- _Figure content listings_
** start **

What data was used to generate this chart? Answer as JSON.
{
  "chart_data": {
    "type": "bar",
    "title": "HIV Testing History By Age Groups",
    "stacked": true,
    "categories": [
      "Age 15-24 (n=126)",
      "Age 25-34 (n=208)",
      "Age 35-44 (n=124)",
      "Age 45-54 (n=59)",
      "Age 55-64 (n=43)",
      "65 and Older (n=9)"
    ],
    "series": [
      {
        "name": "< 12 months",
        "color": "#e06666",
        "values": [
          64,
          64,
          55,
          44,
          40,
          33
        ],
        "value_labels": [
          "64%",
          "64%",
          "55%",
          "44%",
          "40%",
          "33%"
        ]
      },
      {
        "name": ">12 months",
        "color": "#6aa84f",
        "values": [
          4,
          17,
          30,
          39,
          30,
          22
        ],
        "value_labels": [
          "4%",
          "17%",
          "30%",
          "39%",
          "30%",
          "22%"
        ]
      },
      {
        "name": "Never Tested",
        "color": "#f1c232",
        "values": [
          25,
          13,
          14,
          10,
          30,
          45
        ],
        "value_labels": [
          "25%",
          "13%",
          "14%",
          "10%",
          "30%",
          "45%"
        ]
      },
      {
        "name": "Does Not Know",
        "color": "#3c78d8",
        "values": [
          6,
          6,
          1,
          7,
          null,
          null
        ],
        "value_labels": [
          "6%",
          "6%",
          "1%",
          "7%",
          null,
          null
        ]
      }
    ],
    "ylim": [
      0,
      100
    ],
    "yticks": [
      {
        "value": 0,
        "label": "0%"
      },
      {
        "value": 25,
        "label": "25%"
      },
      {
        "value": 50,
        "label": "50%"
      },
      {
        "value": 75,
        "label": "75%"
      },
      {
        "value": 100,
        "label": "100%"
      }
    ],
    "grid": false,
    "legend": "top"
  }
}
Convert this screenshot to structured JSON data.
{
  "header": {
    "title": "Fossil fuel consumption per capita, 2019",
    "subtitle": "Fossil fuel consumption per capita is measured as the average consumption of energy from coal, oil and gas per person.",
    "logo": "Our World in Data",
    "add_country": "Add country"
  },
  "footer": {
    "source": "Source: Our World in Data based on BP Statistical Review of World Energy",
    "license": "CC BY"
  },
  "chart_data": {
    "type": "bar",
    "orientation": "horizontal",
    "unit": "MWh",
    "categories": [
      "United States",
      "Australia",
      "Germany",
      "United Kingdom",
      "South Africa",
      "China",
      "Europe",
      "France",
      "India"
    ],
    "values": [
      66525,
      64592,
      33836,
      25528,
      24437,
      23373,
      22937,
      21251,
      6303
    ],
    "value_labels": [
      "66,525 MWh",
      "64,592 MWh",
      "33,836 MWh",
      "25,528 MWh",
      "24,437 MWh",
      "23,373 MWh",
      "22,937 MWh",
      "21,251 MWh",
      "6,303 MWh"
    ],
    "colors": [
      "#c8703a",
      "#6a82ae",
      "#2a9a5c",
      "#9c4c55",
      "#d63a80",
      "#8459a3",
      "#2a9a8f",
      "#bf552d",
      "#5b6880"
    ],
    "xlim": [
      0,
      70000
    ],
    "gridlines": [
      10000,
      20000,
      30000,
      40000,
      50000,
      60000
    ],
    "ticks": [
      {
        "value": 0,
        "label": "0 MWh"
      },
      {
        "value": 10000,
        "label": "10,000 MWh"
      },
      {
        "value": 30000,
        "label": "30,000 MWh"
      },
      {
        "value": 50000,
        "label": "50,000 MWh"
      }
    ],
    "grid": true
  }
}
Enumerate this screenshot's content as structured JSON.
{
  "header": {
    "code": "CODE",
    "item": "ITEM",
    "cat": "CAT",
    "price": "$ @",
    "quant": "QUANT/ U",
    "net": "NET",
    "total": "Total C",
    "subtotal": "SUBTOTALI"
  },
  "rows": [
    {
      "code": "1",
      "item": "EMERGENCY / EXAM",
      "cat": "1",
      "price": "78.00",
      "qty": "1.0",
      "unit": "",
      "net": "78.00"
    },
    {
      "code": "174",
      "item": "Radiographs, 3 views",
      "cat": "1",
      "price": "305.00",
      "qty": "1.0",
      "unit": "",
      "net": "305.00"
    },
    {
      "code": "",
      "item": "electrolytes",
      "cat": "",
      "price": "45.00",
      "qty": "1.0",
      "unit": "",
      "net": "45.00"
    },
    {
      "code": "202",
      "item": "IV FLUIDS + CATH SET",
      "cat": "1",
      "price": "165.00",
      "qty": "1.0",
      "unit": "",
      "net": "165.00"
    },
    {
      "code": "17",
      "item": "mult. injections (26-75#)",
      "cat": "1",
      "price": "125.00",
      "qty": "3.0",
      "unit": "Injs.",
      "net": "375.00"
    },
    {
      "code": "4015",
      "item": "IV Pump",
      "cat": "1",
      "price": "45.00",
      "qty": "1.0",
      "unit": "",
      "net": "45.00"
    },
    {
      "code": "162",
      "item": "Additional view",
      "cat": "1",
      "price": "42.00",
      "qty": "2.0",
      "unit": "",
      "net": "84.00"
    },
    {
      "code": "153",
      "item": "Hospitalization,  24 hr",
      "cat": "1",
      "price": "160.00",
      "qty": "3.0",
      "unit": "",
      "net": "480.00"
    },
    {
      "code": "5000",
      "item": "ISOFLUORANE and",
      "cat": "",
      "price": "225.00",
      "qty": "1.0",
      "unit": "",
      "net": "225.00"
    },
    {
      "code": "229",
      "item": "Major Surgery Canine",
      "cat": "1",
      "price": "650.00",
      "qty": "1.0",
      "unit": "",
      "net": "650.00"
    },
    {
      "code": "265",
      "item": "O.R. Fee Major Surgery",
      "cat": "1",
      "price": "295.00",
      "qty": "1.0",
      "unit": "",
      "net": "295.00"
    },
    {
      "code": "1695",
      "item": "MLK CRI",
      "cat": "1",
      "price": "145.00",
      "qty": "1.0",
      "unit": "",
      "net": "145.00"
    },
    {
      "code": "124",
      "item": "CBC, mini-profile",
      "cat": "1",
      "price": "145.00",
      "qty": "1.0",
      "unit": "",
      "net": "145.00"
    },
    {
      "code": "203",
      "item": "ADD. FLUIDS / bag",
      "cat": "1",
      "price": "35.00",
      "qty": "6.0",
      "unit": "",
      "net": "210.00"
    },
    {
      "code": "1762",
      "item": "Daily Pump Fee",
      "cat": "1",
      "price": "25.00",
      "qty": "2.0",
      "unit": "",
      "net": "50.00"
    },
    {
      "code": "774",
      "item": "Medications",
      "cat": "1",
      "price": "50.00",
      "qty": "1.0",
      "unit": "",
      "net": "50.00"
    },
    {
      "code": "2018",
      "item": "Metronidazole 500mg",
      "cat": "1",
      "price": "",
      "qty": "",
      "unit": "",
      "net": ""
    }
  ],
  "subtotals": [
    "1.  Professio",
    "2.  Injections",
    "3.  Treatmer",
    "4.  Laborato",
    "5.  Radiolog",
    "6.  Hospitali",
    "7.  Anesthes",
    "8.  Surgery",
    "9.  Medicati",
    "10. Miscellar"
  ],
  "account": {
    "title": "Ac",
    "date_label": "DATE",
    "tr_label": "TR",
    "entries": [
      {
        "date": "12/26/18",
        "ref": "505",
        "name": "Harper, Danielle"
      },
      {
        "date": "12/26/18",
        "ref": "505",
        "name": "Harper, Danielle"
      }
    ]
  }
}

** end **

- _DIRECTIONS_
Each line above that holds the string "fuel" should be copied and shown.

- _SOLUTION_
    "title": "Fossil fuel consumption per capita, 2019",
    "subtitle": "Fossil fuel consumption per capita is measured as the average consumption of energy from coal, oil and gas per person.",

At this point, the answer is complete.